• [TASK TO COMPLETE]: Please copy all the records below word for word, leaving the pictures out of your answer.

• [GIVEN RECORDS]:
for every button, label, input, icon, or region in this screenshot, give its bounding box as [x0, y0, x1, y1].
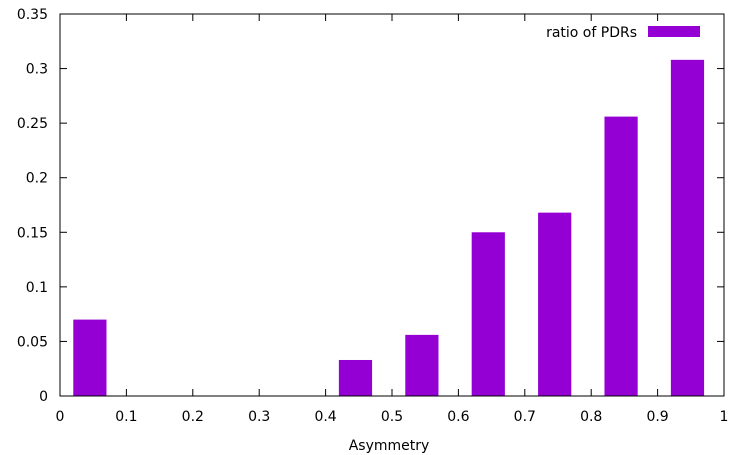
- bar: [73, 319, 107, 396]
- plot-frame: [59, 13, 725, 397]
- x-tick-labels: 0 0.1 0.2 0.3 0.4 0.5 0.6 0.7 0.8 0.9 1: [56, 409, 729, 425]
- bar: [604, 116, 638, 396]
- y-tick-labels: 0 0.05 0.1 0.15 0.2 0.25 0.3 0.35: [17, 7, 48, 405]
- x-tick-label: 0.4: [314, 409, 336, 425]
- x-tick-label: 0.5: [381, 409, 403, 425]
- x-tick-label: 0.6: [447, 409, 469, 425]
- y-tick-label: 0.3: [26, 62, 48, 78]
- bar: [338, 359, 373, 396]
- y-tick-label: 0.25: [17, 116, 48, 132]
- bar: [670, 59, 705, 397]
- y-tick-label: 0: [39, 389, 48, 405]
- bar: [471, 232, 505, 396]
- legend: ratio of PDRs: [546, 25, 700, 41]
- x-axis-title: Asymmetry: [349, 438, 430, 454]
- x-tick-label: 0.9: [646, 409, 668, 425]
- bar: [405, 334, 439, 396]
- x-tick-label: 1: [720, 409, 729, 425]
- x-tick-label: 0.3: [248, 409, 270, 425]
- bar: [538, 212, 572, 396]
- bars-group: [73, 59, 705, 397]
- y-tick-label: 0.1: [26, 280, 48, 296]
- legend-label: ratio of PDRs: [546, 25, 637, 41]
- x-tick-label: 0.7: [514, 409, 536, 425]
- x-tick-label: 0.2: [182, 409, 204, 425]
- y-tick-label: 0.15: [17, 225, 48, 241]
- y-tick-label: 0.35: [17, 7, 48, 23]
- y-tick-label: 0.2: [26, 171, 48, 187]
- x-tick-label: 0: [56, 409, 65, 425]
- x-tick-label: 0.1: [115, 409, 137, 425]
- ticks-group: [60, 14, 724, 396]
- legend-swatch: [648, 26, 700, 37]
- y-tick-label: 0.05: [17, 334, 48, 350]
- x-tick-label: 0.8: [580, 409, 602, 425]
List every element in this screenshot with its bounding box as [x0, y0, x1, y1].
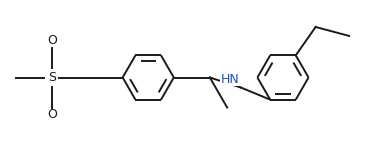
Text: S: S	[48, 71, 56, 84]
Text: HN: HN	[220, 73, 239, 86]
Text: O: O	[47, 108, 57, 122]
Text: O: O	[47, 33, 57, 46]
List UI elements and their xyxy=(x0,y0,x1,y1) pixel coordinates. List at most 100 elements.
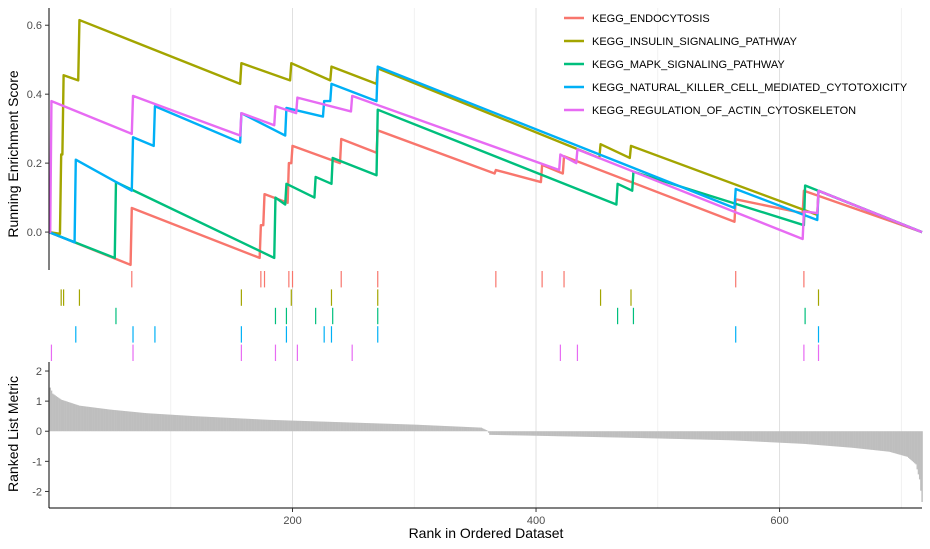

• [ANSWER TO THIS PROBLEM]:
for every button, label, input, icon, or region in this screenshot, give its bounding box as [x0, y0, x1, y1].
- bar: [73, 319, 107, 396]
- plot-frame: [59, 13, 725, 397]
- x-tick-labels: 0 0.1 0.2 0.3 0.4 0.5 0.6 0.7 0.8 0.9 1: [56, 409, 729, 425]
- bar: [604, 116, 638, 396]
- y-tick-labels: 0 0.05 0.1 0.15 0.2 0.25 0.3 0.35: [17, 7, 48, 405]
- x-tick-label: 0.4: [314, 409, 336, 425]
- x-tick-label: 0.5: [381, 409, 403, 425]
- x-tick-label: 0.6: [447, 409, 469, 425]
- y-tick-label: 0.3: [26, 62, 48, 78]
- bar: [338, 359, 373, 396]
- y-tick-label: 0.25: [17, 116, 48, 132]
- bar: [670, 59, 705, 397]
- y-tick-label: 0: [39, 389, 48, 405]
- bar: [471, 232, 505, 396]
- legend: ratio of PDRs: [546, 25, 700, 41]
- x-axis-title: Asymmetry: [349, 438, 430, 454]
- x-tick-label: 0.9: [646, 409, 668, 425]
- bar: [405, 334, 439, 396]
- x-tick-label: 1: [720, 409, 729, 425]
- x-tick-label: 0.3: [248, 409, 270, 425]
- bar: [538, 212, 572, 396]
- bars-group: [73, 59, 705, 397]
- y-tick-label: 0.1: [26, 280, 48, 296]
- legend-label: ratio of PDRs: [546, 25, 637, 41]
- x-tick-label: 0.7: [514, 409, 536, 425]
- x-tick-label: 0.2: [182, 409, 204, 425]
- y-tick-label: 0.15: [17, 225, 48, 241]
- y-tick-label: 0.35: [17, 7, 48, 23]
- y-tick-label: 0.2: [26, 171, 48, 187]
- x-tick-label: 0: [56, 409, 65, 425]
- x-tick-label: 0.1: [115, 409, 137, 425]
- ticks-group: [60, 14, 724, 396]
- legend-swatch: [648, 26, 700, 37]
- y-tick-label: 0.05: [17, 334, 48, 350]
- x-tick-label: 0.8: [580, 409, 602, 425]
List every element in this screenshot with its bounding box as [x0, y0, x1, y1].
Text: S: S	[48, 71, 56, 84]
Text: HN: HN	[220, 73, 239, 86]
Text: O: O	[47, 108, 57, 122]
Text: O: O	[47, 33, 57, 46]
List UI elements and their xyxy=(x0,y0,x1,y1) pixel coordinates. List at most 100 elements.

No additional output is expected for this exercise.